[Start Data shown]

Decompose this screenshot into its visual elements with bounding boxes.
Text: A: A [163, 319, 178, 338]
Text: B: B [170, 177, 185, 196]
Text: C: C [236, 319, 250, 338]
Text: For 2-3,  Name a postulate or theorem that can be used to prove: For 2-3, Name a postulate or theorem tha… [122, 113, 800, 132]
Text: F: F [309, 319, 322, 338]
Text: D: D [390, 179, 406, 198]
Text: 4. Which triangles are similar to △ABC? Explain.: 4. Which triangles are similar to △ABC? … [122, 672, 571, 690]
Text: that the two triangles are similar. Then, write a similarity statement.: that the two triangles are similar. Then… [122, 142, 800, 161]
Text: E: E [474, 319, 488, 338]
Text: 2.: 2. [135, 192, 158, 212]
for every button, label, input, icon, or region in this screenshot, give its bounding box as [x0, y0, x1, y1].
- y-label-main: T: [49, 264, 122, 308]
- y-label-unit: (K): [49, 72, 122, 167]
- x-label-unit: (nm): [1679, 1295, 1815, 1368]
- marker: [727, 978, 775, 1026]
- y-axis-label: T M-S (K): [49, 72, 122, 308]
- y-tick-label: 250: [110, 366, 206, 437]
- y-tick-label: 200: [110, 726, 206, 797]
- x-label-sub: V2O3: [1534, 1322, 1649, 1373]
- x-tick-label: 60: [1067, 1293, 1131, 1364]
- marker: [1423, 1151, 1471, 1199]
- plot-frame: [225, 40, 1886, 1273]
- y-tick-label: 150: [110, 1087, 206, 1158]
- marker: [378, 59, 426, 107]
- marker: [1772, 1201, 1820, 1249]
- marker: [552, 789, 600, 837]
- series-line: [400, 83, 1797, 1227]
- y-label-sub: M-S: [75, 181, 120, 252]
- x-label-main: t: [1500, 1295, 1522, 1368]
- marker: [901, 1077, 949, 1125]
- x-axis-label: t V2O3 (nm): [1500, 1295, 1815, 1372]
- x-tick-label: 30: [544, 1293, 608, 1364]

[End Data shown]

- [What this task involves]: Return each line of the material above that contains the string "unit".

- [Written solution]:
- y-label-unit: (K): [49, 72, 122, 167]
- x-label-unit: (nm): [1679, 1295, 1815, 1368]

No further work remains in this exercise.